▶ [Stated task]: Exact repetition is required: output every record in full.

[Structured figure records]
__________
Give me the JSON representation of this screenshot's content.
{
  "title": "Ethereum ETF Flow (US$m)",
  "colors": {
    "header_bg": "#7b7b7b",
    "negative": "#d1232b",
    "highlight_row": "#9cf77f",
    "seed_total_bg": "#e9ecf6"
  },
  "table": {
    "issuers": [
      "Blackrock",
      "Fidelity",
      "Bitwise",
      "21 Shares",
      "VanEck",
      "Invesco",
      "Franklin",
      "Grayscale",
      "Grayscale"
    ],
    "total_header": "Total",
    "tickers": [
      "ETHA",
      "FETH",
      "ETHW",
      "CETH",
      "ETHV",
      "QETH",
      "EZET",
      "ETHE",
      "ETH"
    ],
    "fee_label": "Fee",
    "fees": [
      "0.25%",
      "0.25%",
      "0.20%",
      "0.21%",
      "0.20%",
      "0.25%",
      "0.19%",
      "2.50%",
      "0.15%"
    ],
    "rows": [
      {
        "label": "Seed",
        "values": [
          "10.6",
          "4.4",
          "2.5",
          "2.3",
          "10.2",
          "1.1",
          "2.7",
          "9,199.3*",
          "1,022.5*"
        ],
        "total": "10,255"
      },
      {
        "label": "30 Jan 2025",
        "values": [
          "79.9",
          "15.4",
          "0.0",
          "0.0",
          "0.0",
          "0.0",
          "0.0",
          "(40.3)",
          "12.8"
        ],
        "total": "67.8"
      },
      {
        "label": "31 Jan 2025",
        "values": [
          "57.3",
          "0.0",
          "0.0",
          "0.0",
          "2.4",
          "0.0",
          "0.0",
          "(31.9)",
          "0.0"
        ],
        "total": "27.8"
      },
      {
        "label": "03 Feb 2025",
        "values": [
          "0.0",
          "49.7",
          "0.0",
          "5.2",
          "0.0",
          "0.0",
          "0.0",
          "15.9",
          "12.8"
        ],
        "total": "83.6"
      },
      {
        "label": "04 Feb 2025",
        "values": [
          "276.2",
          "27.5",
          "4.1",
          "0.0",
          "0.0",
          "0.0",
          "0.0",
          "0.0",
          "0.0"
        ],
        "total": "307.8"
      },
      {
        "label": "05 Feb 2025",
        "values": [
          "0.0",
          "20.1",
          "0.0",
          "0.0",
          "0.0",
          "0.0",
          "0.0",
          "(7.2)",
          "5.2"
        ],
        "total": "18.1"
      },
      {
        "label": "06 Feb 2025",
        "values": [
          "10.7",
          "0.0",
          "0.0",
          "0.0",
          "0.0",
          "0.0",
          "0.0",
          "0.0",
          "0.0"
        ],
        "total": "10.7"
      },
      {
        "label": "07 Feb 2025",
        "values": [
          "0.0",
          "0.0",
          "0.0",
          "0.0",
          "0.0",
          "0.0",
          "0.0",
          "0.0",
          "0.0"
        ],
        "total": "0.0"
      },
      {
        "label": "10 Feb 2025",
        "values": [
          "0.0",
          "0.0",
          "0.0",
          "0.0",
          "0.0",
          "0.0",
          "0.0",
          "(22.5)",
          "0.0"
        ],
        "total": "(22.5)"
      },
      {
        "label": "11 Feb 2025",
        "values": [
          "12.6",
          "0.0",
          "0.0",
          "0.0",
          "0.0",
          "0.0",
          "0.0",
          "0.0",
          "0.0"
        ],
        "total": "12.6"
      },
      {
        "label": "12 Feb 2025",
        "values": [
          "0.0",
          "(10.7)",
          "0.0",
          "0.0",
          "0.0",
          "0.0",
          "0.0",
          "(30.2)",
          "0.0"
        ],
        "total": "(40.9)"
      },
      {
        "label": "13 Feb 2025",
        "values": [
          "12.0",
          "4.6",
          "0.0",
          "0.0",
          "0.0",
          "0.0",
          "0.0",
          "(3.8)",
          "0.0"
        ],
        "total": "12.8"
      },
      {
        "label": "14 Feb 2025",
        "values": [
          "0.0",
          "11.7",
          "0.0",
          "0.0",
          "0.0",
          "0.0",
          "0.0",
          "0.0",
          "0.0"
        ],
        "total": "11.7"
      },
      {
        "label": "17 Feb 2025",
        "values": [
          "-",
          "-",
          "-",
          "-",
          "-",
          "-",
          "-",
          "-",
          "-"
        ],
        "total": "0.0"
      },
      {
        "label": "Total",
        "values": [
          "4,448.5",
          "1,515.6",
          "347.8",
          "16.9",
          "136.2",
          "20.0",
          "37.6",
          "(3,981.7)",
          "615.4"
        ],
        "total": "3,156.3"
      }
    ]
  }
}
__________
▶ [Output for this exercise]:
Give me the JSON representation of this screenshot's content.
{
  "title": "Ethereum ETF Flow (US$m)",
  "colors": {
    "header_bg": "#7b7b7b",
    "negative": "#d1232b",
    "highlight_row": "#9cf77f",
    "seed_total_bg": "#e9ecf6"
  },
  "table": {
    "issuers": [
      "Blackrock",
      "Fidelity",
      "Bitwise",
      "21 Shares",
      "VanEck",
      "Invesco",
      "Franklin",
      "Grayscale",
      "Grayscale"
    ],
    "total_header": "Total",
    "tickers": [
      "ETHA",
      "FETH",
      "ETHW",
      "CETH",
      "ETHV",
      "QETH",
      "EZET",
      "ETHE",
      "ETH"
    ],
    "fee_label": "Fee",
    "fees": [
      "0.25%",
      "0.25%",
      "0.20%",
      "0.21%",
      "0.20%",
      "0.25%",
      "0.19%",
      "2.50%",
      "0.15%"
    ],
    "rows": [
      {
        "label": "Seed",
        "values": [
          "10.6",
          "4.4",
          "2.5",
          "2.3",
          "10.2",
          "1.1",
          "2.7",
          "9,199.3*",
          "1,022.5*"
        ],
        "total": "10,255"
      },
      {
        "label": "30 Jan 2025",
        "values": [
          "79.9",
          "15.4",
          "0.0",
          "0.0",
          "0.0",
          "0.0",
          "0.0",
          "(40.3)",
          "12.8"
        ],
        "total": "67.8"
      },
      {
        "label": "31 Jan 2025",
        "values": [
          "57.3",
          "0.0",
          "0.0",
          "0.0",
          "2.4",
          "0.0",
          "0.0",
          "(31.9)",
          "0.0"
        ],
        "total": "27.8"
      },
      {
        "label": "03 Feb 2025",
        "values": [
          "0.0",
          "49.7",
          "0.0",
          "5.2",
          "0.0",
          "0.0",
          "0.0",
          "15.9",
          "12.8"
        ],
        "total": "83.6"
      },
      {
        "label": "04 Feb 2025",
        "values": [
          "276.2",
          "27.5",
          "4.1",
          "0.0",
          "0.0",
          "0.0",
          "0.0",
          "0.0",
          "0.0"
        ],
        "total": "307.8"
      },
      {
        "label": "05 Feb 2025",
        "values": [
          "0.0",
          "20.1",
          "0.0",
          "0.0",
          "0.0",
          "0.0",
          "0.0",
          "(7.2)",
          "5.2"
        ],
        "total": "18.1"
      },
      {
        "label": "06 Feb 2025",
        "values": [
          "10.7",
          "0.0",
          "0.0",
          "0.0",
          "0.0",
          "0.0",
          "0.0",
          "0.0",
          "0.0"
        ],
        "total": "10.7"
      },
      {
        "label": "07 Feb 2025",
        "values": [
          "0.0",
          "0.0",
          "0.0",
          "0.0",
          "0.0",
          "0.0",
          "0.0",
          "0.0",
          "0.0"
        ],
        "total": "0.0"
      },
      {
        "label": "10 Feb 2025",
        "values": [
          "0.0",
          "0.0",
          "0.0",
          "0.0",
          "0.0",
          "0.0",
          "0.0",
          "(22.5)",
          "0.0"
        ],
        "total": "(22.5)"
      },
      {
        "label": "11 Feb 2025",
        "values": [
          "12.6",
          "0.0",
          "0.0",
          "0.0",
          "0.0",
          "0.0",
          "0.0",
          "0.0",
          "0.0"
        ],
        "total": "12.6"
      },
      {
        "label": "12 Feb 2025",
        "values": [
          "0.0",
          "(10.7)",
          "0.0",
          "0.0",
          "0.0",
          "0.0",
          "0.0",
          "(30.2)",
          "0.0"
        ],
        "total": "(40.9)"
      },
      {
        "label": "13 Feb 2025",
        "values": [
          "12.0",
          "4.6",
          "0.0",
          "0.0",
          "0.0",
          "0.0",
          "0.0",
          "(3.8)",
          "0.0"
        ],
        "total": "12.8"
      },
      {
        "label": "14 Feb 2025",
        "values": [
          "0.0",
          "11.7",
          "0.0",
          "0.0",
          "0.0",
          "0.0",
          "0.0",
          "0.0",
          "0.0"
        ],
        "total": "11.7"
      },
      {
        "label": "17 Feb 2025",
        "values": [
          "-",
          "-",
          "-",
          "-",
          "-",
          "-",
          "-",
          "-",
          "-"
        ],
        "total": "0.0"
      },
      {
        "label": "Total",
        "values": [
          "4,448.5",
          "1,515.6",
          "347.8",
          "16.9",
          "136.2",
          "20.0",
          "37.6",
          "(3,981.7)",
          "615.4"
        ],
        "total": "3,156.3"
      }
    ]
  }
}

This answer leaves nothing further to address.